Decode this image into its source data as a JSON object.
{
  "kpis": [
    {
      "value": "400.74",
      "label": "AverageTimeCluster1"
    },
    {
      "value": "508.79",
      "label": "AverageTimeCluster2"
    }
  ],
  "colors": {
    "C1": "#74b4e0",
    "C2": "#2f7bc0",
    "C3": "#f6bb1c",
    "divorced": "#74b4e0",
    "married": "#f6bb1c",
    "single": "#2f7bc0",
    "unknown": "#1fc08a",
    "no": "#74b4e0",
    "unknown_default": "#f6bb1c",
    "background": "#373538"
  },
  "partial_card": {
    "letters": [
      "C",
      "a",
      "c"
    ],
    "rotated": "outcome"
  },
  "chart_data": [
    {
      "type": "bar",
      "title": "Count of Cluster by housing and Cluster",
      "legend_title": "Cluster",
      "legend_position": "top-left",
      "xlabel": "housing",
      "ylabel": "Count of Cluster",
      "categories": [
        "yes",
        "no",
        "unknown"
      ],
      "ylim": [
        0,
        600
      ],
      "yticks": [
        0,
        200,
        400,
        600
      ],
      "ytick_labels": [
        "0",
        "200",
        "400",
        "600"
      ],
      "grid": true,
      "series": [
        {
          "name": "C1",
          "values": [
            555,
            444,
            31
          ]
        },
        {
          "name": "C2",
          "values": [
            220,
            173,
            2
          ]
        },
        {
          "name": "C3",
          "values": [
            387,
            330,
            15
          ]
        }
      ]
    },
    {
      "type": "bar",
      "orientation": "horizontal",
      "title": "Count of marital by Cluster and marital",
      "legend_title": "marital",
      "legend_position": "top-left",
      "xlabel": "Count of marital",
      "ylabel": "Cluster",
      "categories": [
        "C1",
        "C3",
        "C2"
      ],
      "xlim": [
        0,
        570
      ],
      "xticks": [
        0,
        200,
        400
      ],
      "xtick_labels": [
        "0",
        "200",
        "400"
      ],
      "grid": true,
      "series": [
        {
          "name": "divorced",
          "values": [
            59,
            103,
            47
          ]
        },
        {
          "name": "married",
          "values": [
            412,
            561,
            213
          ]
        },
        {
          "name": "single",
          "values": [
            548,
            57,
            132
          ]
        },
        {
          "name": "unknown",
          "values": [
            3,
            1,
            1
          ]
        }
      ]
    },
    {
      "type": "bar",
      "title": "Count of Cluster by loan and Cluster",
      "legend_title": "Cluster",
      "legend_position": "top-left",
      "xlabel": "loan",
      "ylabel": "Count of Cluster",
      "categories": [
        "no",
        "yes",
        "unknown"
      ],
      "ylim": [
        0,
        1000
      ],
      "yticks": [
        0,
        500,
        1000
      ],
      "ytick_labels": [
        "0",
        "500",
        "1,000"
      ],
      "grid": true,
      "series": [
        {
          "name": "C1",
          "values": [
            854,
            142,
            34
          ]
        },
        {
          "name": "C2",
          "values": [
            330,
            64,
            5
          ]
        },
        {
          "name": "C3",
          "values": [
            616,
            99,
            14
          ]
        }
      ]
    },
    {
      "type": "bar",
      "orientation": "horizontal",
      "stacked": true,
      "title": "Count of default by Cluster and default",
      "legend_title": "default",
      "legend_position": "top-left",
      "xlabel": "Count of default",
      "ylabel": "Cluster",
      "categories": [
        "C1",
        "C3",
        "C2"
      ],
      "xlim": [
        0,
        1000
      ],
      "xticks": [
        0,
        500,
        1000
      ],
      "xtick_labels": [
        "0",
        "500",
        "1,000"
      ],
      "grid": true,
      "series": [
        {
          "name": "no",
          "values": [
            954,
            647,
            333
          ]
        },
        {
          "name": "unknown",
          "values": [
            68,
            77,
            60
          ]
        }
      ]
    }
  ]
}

^^^^^^^^^^^^^^^^

INSTRUCTIONS FOR THE TASK: Output the lines above verbatim and in full.

ANSWER TO THE PROBLEM:
Decode this image into its source data as a JSON object.
{
  "kpis": [
    {
      "value": "400.74",
      "label": "AverageTimeCluster1"
    },
    {
      "value": "508.79",
      "label": "AverageTimeCluster2"
    }
  ],
  "colors": {
    "C1": "#74b4e0",
    "C2": "#2f7bc0",
    "C3": "#f6bb1c",
    "divorced": "#74b4e0",
    "married": "#f6bb1c",
    "single": "#2f7bc0",
    "unknown": "#1fc08a",
    "no": "#74b4e0",
    "unknown_default": "#f6bb1c",
    "background": "#373538"
  },
  "partial_card": {
    "letters": [
      "C",
      "a",
      "c"
    ],
    "rotated": "outcome"
  },
  "chart_data": [
    {
      "type": "bar",
      "title": "Count of Cluster by housing and Cluster",
      "legend_title": "Cluster",
      "legend_position": "top-left",
      "xlabel": "housing",
      "ylabel": "Count of Cluster",
      "categories": [
        "yes",
        "no",
        "unknown"
      ],
      "ylim": [
        0,
        600
      ],
      "yticks": [
        0,
        200,
        400,
        600
      ],
      "ytick_labels": [
        "0",
        "200",
        "400",
        "600"
      ],
      "grid": true,
      "series": [
        {
          "name": "C1",
          "values": [
            555,
            444,
            31
          ]
        },
        {
          "name": "C2",
          "values": [
            220,
            173,
            2
          ]
        },
        {
          "name": "C3",
          "values": [
            387,
            330,
            15
          ]
        }
      ]
    },
    {
      "type": "bar",
      "orientation": "horizontal",
      "title": "Count of marital by Cluster and marital",
      "legend_title": "marital",
      "legend_position": "top-left",
      "xlabel": "Count of marital",
      "ylabel": "Cluster",
      "categories": [
        "C1",
        "C3",
        "C2"
      ],
      "xlim": [
        0,
        570
      ],
      "xticks": [
        0,
        200,
        400
      ],
      "xtick_labels": [
        "0",
        "200",
        "400"
      ],
      "grid": true,
      "series": [
        {
          "name": "divorced",
          "values": [
            59,
            103,
            47
          ]
        },
        {
          "name": "married",
          "values": [
            412,
            561,
            213
          ]
        },
        {
          "name": "single",
          "values": [
            548,
            57,
            132
          ]
        },
        {
          "name": "unknown",
          "values": [
            3,
            1,
            1
          ]
        }
      ]
    },
    {
      "type": "bar",
      "title": "Count of Cluster by loan and Cluster",
      "legend_title": "Cluster",
      "legend_position": "top-left",
      "xlabel": "loan",
      "ylabel": "Count of Cluster",
      "categories": [
        "no",
        "yes",
        "unknown"
      ],
      "ylim": [
        0,
        1000
      ],
      "yticks": [
        0,
        500,
        1000
      ],
      "ytick_labels": [
        "0",
        "500",
        "1,000"
      ],
      "grid": true,
      "series": [
        {
          "name": "C1",
          "values": [
            854,
            142,
            34
          ]
        },
        {
          "name": "C2",
          "values": [
            330,
            64,
            5
          ]
        },
        {
          "name": "C3",
          "values": [
            616,
            99,
            14
          ]
        }
      ]
    },
    {
      "type": "bar",
      "orientation": "horizontal",
      "stacked": true,
      "title": "Count of default by Cluster and default",
      "legend_title": "default",
      "legend_position": "top-left",
      "xlabel": "Count of default",
      "ylabel": "Cluster",
      "categories": [
        "C1",
        "C3",
        "C2"
      ],
      "xlim": [
        0,
        1000
      ],
      "xticks": [
        0,
        500,
        1000
      ],
      "xtick_labels": [
        "0",
        "500",
        "1,000"
      ],
      "grid": true,
      "series": [
        {
          "name": "no",
          "values": [
            954,
            647,
            333
          ]
        },
        {
          "name": "unknown",
          "values": [
            68,
            77,
            60
          ]
        }
      ]
    }
  ]
}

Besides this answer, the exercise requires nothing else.